= The exercise =
For each line of the data below that holds "nominal", copy the line.

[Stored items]
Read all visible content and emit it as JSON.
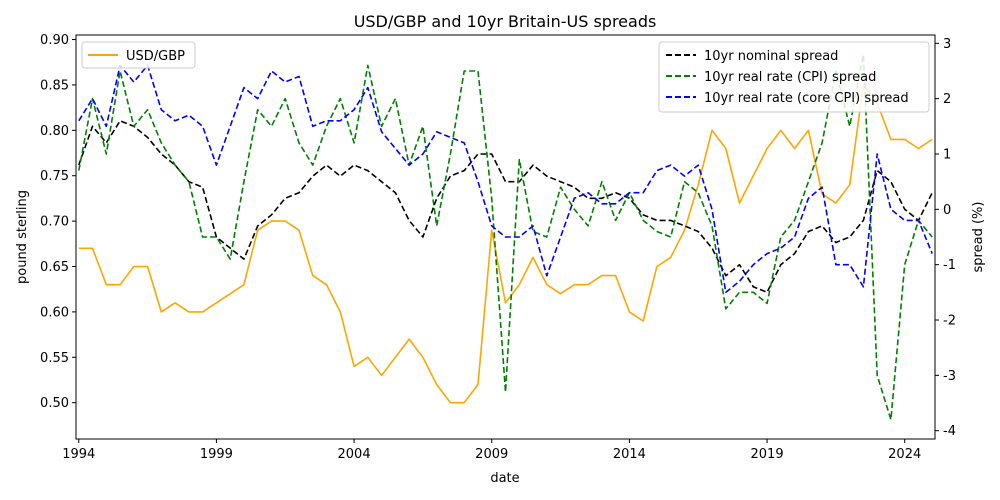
{
  "chart_data": {
    "type": "line",
    "title": "USD/GBP and 10yr Britain-US spreads",
    "xlabel": "date",
    "ylabel_left": "pound sterling",
    "ylabel_right": "spread (%)",
    "x_ticks": [
      "1994",
      "1999",
      "2004",
      "2009",
      "2014",
      "2019",
      "2024"
    ],
    "xlim": [
      1993.9,
      2025.1
    ],
    "ylim_left": [
      0.46,
      0.905
    ],
    "ylim_right": [
      -4.15,
      3.15
    ],
    "y_ticks_left": [
      0.5,
      0.55,
      0.6,
      0.65,
      0.7,
      0.75,
      0.8,
      0.85,
      0.9
    ],
    "y_ticks_right": [
      -4,
      -3,
      -2,
      -1,
      0,
      1,
      2,
      3
    ],
    "legend_left": {
      "placement": "top-left",
      "entries": [
        "USD/GBP"
      ]
    },
    "legend_right": {
      "placement": "top-right",
      "entries": [
        "10yr nominal spread",
        "10yr real rate (CPI) spread",
        "10yr real rate (core CPI) spread"
      ]
    },
    "grid": false,
    "series": [
      {
        "name": "USD/GBP",
        "axis": "left",
        "color": "#ffa500",
        "dash": "solid",
        "x": [
          1994.0,
          1994.5,
          1995.0,
          1995.5,
          1996.0,
          1996.5,
          1997.0,
          1997.5,
          1998.0,
          1998.5,
          1999.0,
          1999.5,
          2000.0,
          2000.5,
          2001.0,
          2001.5,
          2002.0,
          2002.5,
          2003.0,
          2003.5,
          2004.0,
          2004.5,
          2005.0,
          2005.5,
          2006.0,
          2006.5,
          2007.0,
          2007.5,
          2008.0,
          2008.5,
          2009.0,
          2009.5,
          2010.0,
          2010.5,
          2011.0,
          2011.5,
          2012.0,
          2012.5,
          2013.0,
          2013.5,
          2014.0,
          2014.5,
          2015.0,
          2015.5,
          2016.0,
          2016.5,
          2017.0,
          2017.5,
          2018.0,
          2018.5,
          2019.0,
          2019.5,
          2020.0,
          2020.5,
          2021.0,
          2021.5,
          2022.0,
          2022.5,
          2023.0,
          2023.5,
          2024.0,
          2024.5,
          2025.0
        ],
        "y": [
          0.67,
          0.67,
          0.63,
          0.63,
          0.65,
          0.65,
          0.6,
          0.61,
          0.6,
          0.6,
          0.61,
          0.62,
          0.63,
          0.69,
          0.7,
          0.7,
          0.69,
          0.64,
          0.63,
          0.6,
          0.54,
          0.55,
          0.53,
          0.55,
          0.57,
          0.55,
          0.52,
          0.5,
          0.5,
          0.52,
          0.69,
          0.61,
          0.63,
          0.66,
          0.63,
          0.62,
          0.63,
          0.63,
          0.64,
          0.64,
          0.6,
          0.59,
          0.65,
          0.66,
          0.69,
          0.74,
          0.8,
          0.78,
          0.72,
          0.75,
          0.78,
          0.8,
          0.78,
          0.8,
          0.73,
          0.72,
          0.74,
          0.85,
          0.83,
          0.79,
          0.79,
          0.78,
          0.79
        ]
      },
      {
        "name": "10yr nominal spread",
        "axis": "right",
        "color": "#000000",
        "dash": "dashed",
        "x": [
          1994.0,
          1994.5,
          1995.0,
          1995.5,
          1996.0,
          1996.5,
          1997.0,
          1997.5,
          1998.0,
          1998.5,
          1999.0,
          1999.5,
          2000.0,
          2000.5,
          2001.0,
          2001.5,
          2002.0,
          2002.5,
          2003.0,
          2003.5,
          2004.0,
          2004.5,
          2005.0,
          2005.5,
          2006.0,
          2006.5,
          2007.0,
          2007.5,
          2008.0,
          2008.5,
          2009.0,
          2009.5,
          2010.0,
          2010.5,
          2011.0,
          2011.5,
          2012.0,
          2012.5,
          2013.0,
          2013.5,
          2014.0,
          2014.5,
          2015.0,
          2015.5,
          2016.0,
          2016.5,
          2017.0,
          2017.5,
          2018.0,
          2018.5,
          2019.0,
          2019.5,
          2020.0,
          2020.5,
          2021.0,
          2021.5,
          2022.0,
          2022.5,
          2023.0,
          2023.5,
          2024.0,
          2024.5,
          2025.0
        ],
        "y": [
          0.8,
          1.5,
          1.2,
          1.6,
          1.5,
          1.3,
          1.0,
          0.8,
          0.5,
          0.4,
          -0.5,
          -0.7,
          -0.9,
          -0.3,
          -0.1,
          0.2,
          0.3,
          0.6,
          0.8,
          0.6,
          0.8,
          0.7,
          0.5,
          0.3,
          -0.2,
          -0.5,
          0.2,
          0.6,
          0.7,
          1.0,
          1.0,
          0.5,
          0.5,
          0.8,
          0.6,
          0.5,
          0.4,
          0.2,
          0.2,
          0.3,
          0.2,
          -0.1,
          -0.2,
          -0.2,
          -0.3,
          -0.4,
          -0.7,
          -1.2,
          -1.0,
          -1.4,
          -1.5,
          -1.0,
          -0.8,
          -0.4,
          -0.3,
          -0.6,
          -0.5,
          -0.2,
          0.7,
          0.5,
          0.0,
          -0.2,
          0.3
        ]
      },
      {
        "name": "10yr real rate (CPI) spread",
        "axis": "right",
        "color": "#008000",
        "dash": "dashed",
        "x": [
          1994.0,
          1994.5,
          1995.0,
          1995.5,
          1996.0,
          1996.5,
          1997.0,
          1997.5,
          1998.0,
          1998.5,
          1999.0,
          1999.5,
          2000.0,
          2000.5,
          2001.0,
          2001.5,
          2002.0,
          2002.5,
          2003.0,
          2003.5,
          2004.0,
          2004.5,
          2005.0,
          2005.5,
          2006.0,
          2006.5,
          2007.0,
          2007.5,
          2008.0,
          2008.5,
          2009.0,
          2009.5,
          2010.0,
          2010.5,
          2011.0,
          2011.5,
          2012.0,
          2012.5,
          2013.0,
          2013.5,
          2014.0,
          2014.5,
          2015.0,
          2015.5,
          2016.0,
          2016.5,
          2017.0,
          2017.5,
          2018.0,
          2018.5,
          2019.0,
          2019.5,
          2020.0,
          2020.5,
          2021.0,
          2021.5,
          2022.0,
          2022.5,
          2023.0,
          2023.5,
          2024.0,
          2024.5,
          2025.0
        ],
        "y": [
          0.7,
          2.0,
          1.0,
          2.5,
          1.5,
          1.8,
          1.2,
          0.8,
          0.5,
          -0.5,
          -0.5,
          -0.9,
          0.5,
          1.8,
          1.5,
          2.0,
          1.2,
          0.8,
          1.5,
          2.0,
          1.2,
          2.6,
          1.5,
          2.0,
          0.8,
          1.5,
          -0.3,
          1.0,
          2.5,
          2.5,
          0.2,
          -3.3,
          0.9,
          -0.4,
          -0.5,
          0.4,
          0.0,
          -0.3,
          0.5,
          -0.2,
          0.3,
          -0.2,
          -0.4,
          -0.5,
          0.5,
          0.3,
          -0.3,
          -1.8,
          -1.5,
          -1.5,
          -1.7,
          -0.5,
          -0.2,
          0.5,
          1.2,
          2.5,
          1.5,
          2.8,
          -3.0,
          -3.8,
          -1.0,
          -0.2,
          -0.5
        ]
      },
      {
        "name": "10yr real rate (core CPI) spread",
        "axis": "right",
        "color": "#0000ff",
        "dash": "dashed",
        "x": [
          1994.0,
          1994.5,
          1995.0,
          1995.5,
          1996.0,
          1996.5,
          1997.0,
          1997.5,
          1998.0,
          1998.5,
          1999.0,
          1999.5,
          2000.0,
          2000.5,
          2001.0,
          2001.5,
          2002.0,
          2002.5,
          2003.0,
          2003.5,
          2004.0,
          2004.5,
          2005.0,
          2005.5,
          2006.0,
          2006.5,
          2007.0,
          2007.5,
          2008.0,
          2008.5,
          2009.0,
          2009.5,
          2010.0,
          2010.5,
          2011.0,
          2011.5,
          2012.0,
          2012.5,
          2013.0,
          2013.5,
          2014.0,
          2014.5,
          2015.0,
          2015.5,
          2016.0,
          2016.5,
          2017.0,
          2017.5,
          2018.0,
          2018.5,
          2019.0,
          2019.5,
          2020.0,
          2020.5,
          2021.0,
          2021.5,
          2022.0,
          2022.5,
          2023.0,
          2023.5,
          2024.0,
          2024.5,
          2025.0
        ],
        "y": [
          1.6,
          2.0,
          1.5,
          2.6,
          2.3,
          2.6,
          1.8,
          1.6,
          1.7,
          1.5,
          0.8,
          1.5,
          2.2,
          2.0,
          2.5,
          2.3,
          2.4,
          1.5,
          1.6,
          1.6,
          1.8,
          2.2,
          1.4,
          1.1,
          0.8,
          1.0,
          1.4,
          1.3,
          1.2,
          0.5,
          -0.3,
          -0.5,
          -0.5,
          -0.3,
          -1.2,
          -0.5,
          0.2,
          0.3,
          0.1,
          0.1,
          0.3,
          0.3,
          0.7,
          0.8,
          0.6,
          0.8,
          0.0,
          -1.5,
          -1.3,
          -1.0,
          -0.8,
          -0.7,
          -0.5,
          0.2,
          0.4,
          -1.0,
          -1.0,
          -1.4,
          1.0,
          0.0,
          -0.2,
          -0.2,
          -0.8
        ]
      }
    ]
  }
}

= Solution to this exercise =
        "10yr nominal spread",
        "name": "10yr nominal spread",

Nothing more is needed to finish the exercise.